_DATA SHOWN_.
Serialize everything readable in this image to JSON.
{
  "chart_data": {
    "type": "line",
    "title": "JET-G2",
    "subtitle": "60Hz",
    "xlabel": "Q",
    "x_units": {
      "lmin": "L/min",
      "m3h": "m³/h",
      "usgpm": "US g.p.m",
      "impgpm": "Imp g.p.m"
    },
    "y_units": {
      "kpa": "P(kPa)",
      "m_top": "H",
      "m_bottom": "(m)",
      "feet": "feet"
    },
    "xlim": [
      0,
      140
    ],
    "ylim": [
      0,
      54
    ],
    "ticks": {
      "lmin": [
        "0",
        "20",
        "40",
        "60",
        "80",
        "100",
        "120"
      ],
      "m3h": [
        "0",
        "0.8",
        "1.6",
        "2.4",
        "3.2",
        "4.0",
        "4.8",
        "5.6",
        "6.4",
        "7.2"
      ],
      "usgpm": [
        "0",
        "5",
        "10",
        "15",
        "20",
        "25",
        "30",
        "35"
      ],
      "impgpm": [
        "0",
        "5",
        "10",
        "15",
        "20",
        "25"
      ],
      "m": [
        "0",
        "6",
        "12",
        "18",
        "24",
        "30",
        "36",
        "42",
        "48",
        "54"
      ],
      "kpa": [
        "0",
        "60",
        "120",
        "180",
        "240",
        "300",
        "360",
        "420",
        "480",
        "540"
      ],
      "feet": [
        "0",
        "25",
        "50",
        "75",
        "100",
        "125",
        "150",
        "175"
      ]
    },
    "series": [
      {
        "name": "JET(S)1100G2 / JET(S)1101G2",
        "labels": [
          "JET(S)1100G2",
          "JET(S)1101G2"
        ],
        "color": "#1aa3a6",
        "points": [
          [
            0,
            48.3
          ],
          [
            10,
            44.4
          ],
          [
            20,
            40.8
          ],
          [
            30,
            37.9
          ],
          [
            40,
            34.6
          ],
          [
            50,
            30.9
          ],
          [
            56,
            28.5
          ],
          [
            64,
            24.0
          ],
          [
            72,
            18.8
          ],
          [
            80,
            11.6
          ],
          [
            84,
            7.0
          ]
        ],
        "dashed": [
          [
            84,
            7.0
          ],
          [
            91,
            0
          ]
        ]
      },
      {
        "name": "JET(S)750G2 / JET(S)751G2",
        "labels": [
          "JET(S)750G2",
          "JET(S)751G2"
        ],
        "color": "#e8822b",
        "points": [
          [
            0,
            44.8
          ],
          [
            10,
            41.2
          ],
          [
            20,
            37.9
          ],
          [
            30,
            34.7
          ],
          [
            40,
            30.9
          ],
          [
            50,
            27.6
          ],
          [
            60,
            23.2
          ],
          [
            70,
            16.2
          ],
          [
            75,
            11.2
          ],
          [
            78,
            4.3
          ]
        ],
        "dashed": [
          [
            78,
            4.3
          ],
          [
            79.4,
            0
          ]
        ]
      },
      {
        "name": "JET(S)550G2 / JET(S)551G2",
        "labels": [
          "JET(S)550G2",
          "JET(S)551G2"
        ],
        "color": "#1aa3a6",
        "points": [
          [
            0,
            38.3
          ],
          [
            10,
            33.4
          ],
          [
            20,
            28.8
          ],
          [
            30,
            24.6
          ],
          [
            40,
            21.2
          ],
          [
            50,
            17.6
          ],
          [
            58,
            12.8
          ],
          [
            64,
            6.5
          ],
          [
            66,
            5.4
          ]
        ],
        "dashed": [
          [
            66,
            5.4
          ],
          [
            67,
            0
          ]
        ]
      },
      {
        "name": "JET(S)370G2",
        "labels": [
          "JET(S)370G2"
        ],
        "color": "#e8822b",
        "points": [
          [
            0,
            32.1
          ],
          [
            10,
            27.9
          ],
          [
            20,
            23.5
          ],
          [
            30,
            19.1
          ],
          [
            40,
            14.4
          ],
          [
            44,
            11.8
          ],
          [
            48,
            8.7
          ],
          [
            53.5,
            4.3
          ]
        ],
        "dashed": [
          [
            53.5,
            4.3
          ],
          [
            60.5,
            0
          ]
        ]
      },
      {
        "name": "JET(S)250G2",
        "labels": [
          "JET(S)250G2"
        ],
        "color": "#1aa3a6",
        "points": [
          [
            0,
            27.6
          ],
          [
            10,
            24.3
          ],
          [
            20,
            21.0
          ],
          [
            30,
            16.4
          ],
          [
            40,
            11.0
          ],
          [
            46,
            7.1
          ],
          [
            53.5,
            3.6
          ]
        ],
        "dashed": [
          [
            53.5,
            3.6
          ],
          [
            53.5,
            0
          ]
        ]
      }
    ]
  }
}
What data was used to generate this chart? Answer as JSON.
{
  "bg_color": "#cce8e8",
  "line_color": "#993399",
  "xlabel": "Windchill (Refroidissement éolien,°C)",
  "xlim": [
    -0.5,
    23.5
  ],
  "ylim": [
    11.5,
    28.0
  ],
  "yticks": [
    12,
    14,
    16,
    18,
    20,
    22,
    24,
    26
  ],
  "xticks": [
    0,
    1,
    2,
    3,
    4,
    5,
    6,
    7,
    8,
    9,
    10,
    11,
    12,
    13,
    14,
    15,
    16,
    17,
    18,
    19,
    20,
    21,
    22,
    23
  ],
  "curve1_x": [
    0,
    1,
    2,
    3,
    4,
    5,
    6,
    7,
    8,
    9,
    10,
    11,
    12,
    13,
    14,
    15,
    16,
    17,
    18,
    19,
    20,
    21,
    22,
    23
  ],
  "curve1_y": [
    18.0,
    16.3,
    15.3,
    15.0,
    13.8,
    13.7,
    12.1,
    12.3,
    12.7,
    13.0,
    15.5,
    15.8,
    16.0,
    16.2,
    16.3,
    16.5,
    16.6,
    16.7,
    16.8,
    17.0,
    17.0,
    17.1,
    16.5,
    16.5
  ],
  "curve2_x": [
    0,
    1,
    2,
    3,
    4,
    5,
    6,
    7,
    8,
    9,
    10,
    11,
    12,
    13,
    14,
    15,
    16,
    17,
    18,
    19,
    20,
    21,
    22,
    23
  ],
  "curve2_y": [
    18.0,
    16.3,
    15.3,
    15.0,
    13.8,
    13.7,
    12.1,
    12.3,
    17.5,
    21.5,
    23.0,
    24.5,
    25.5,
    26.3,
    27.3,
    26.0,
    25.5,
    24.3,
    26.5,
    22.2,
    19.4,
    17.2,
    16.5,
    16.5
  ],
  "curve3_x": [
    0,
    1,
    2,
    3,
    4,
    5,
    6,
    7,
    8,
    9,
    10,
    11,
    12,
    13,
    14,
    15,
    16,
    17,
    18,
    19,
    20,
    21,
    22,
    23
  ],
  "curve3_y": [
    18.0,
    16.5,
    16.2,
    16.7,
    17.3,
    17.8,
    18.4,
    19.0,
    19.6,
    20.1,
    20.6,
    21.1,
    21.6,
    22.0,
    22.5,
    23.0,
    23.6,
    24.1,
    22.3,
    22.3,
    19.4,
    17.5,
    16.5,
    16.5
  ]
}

_AIM_. Tally the lines in the listing that hold "name" and report the number alone.

_OUTPUT FOR THIS TASK_. 5